## WORK TO DO
Records follow. Select each line holding "data".

## RECORDS FOR THE TASK

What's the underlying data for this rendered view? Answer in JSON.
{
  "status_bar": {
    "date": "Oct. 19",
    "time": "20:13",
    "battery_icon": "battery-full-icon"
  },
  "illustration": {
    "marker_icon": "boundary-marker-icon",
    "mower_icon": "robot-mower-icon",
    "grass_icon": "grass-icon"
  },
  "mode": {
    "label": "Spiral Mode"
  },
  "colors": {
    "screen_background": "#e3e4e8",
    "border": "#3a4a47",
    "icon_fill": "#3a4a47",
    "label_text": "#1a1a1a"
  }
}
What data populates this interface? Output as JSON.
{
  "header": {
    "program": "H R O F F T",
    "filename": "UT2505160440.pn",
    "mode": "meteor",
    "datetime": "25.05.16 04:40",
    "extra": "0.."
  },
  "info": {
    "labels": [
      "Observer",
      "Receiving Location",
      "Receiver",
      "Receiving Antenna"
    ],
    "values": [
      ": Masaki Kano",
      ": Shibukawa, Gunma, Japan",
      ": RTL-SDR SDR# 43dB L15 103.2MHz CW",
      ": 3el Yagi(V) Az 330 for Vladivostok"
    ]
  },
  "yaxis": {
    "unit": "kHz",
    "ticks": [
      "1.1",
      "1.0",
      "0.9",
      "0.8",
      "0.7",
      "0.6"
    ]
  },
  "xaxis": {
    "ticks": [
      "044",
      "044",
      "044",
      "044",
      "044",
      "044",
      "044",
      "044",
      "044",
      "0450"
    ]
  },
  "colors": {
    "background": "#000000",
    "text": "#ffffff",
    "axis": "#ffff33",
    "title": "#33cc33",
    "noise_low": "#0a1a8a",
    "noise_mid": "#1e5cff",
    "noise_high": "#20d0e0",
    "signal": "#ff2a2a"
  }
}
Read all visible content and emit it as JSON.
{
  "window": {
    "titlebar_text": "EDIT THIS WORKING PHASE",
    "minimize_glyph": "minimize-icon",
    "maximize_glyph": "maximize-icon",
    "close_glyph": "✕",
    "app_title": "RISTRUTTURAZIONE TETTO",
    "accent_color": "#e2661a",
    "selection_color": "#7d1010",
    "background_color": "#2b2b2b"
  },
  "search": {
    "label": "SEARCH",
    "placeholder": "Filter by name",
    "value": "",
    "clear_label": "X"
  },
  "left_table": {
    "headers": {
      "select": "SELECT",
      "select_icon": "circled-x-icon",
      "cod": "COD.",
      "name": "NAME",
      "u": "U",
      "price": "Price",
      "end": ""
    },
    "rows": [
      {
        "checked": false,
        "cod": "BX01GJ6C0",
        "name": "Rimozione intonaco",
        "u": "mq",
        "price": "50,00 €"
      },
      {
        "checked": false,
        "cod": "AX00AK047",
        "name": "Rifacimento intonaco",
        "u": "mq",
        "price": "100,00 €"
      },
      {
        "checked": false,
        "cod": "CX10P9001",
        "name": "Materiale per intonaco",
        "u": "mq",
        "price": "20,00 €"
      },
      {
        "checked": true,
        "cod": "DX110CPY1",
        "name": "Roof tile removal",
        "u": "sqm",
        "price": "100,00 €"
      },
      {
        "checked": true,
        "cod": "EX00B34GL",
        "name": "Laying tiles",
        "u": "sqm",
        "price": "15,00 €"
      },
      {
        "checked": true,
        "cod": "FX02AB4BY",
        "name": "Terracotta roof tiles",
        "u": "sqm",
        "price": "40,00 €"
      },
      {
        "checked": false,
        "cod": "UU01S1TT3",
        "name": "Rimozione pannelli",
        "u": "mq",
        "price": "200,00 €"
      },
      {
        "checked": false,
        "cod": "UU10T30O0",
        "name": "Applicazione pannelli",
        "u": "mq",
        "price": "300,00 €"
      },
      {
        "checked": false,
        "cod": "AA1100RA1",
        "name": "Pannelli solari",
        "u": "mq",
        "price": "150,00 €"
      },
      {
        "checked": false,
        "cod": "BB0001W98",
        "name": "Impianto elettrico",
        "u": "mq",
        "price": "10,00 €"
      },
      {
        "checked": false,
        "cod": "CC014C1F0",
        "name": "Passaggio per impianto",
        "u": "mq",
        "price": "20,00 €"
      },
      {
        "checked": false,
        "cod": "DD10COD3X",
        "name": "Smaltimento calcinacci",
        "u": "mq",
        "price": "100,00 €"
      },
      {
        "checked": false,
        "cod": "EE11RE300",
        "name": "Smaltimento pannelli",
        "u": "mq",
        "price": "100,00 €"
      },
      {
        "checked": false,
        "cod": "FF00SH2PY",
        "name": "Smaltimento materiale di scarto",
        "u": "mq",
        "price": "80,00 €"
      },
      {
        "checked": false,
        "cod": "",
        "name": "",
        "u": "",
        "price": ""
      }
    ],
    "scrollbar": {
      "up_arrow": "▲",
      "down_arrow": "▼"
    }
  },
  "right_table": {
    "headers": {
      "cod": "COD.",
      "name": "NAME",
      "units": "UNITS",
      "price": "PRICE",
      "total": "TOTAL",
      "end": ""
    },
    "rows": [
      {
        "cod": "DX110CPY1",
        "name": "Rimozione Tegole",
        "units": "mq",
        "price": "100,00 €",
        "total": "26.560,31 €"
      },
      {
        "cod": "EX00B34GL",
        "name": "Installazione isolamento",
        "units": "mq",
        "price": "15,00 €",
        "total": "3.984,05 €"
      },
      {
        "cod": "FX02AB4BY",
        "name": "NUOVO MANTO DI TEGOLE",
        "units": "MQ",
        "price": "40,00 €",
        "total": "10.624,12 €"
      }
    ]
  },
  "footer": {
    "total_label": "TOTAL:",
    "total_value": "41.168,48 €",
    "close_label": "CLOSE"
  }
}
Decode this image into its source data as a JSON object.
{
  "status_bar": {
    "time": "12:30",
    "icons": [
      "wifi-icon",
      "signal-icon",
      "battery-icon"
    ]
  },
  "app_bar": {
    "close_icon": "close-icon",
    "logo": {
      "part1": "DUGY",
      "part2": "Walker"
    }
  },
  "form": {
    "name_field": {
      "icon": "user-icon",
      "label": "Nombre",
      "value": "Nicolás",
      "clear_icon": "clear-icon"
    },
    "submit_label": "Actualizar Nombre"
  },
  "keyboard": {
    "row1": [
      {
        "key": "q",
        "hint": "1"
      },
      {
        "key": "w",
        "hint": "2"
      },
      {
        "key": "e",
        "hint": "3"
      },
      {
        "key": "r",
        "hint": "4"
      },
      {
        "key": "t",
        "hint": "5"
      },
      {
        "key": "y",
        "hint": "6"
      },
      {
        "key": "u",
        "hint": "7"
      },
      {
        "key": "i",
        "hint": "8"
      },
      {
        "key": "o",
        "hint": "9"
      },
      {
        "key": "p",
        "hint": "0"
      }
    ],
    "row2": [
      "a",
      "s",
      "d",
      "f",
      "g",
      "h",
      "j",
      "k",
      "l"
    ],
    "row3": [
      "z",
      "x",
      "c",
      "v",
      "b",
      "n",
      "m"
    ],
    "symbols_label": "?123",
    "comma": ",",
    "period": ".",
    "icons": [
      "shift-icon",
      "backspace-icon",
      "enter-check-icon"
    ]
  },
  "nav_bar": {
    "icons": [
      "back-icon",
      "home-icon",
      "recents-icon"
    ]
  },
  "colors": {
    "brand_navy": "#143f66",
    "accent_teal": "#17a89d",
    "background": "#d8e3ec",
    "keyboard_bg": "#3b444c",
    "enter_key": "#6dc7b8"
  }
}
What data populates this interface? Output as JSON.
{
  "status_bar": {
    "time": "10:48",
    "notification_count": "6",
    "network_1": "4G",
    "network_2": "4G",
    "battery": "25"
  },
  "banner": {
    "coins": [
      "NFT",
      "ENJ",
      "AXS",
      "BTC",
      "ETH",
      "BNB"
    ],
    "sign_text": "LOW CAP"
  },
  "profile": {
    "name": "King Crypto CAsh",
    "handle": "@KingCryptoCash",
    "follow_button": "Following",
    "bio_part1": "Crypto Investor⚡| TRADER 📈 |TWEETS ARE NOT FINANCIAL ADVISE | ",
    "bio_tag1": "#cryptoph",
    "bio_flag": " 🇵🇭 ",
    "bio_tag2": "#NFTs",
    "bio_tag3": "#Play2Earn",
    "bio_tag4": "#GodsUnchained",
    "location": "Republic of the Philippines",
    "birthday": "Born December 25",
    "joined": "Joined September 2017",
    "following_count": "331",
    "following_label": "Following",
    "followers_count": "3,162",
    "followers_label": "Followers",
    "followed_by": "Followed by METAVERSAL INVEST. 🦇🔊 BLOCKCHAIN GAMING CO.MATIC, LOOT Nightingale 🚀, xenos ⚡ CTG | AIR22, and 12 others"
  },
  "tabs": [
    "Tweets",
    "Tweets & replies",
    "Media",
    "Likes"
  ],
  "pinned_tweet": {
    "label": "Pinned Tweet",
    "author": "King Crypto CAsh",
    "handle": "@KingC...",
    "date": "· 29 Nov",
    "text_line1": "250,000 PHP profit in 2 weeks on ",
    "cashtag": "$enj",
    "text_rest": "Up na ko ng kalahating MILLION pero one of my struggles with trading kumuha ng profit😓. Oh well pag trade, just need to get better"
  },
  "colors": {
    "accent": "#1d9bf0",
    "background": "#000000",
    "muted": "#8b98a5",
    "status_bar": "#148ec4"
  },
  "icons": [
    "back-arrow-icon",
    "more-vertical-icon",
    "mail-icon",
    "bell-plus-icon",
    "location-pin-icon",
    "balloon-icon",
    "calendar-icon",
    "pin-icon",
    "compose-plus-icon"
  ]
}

## CORRECT RESPONSE
What's the underlying data for this rendered view? Answer in JSON.
What data populates this interface? Output as JSON.
Decode this image into its source data as a JSON object.
What data populates this interface? Output as JSON.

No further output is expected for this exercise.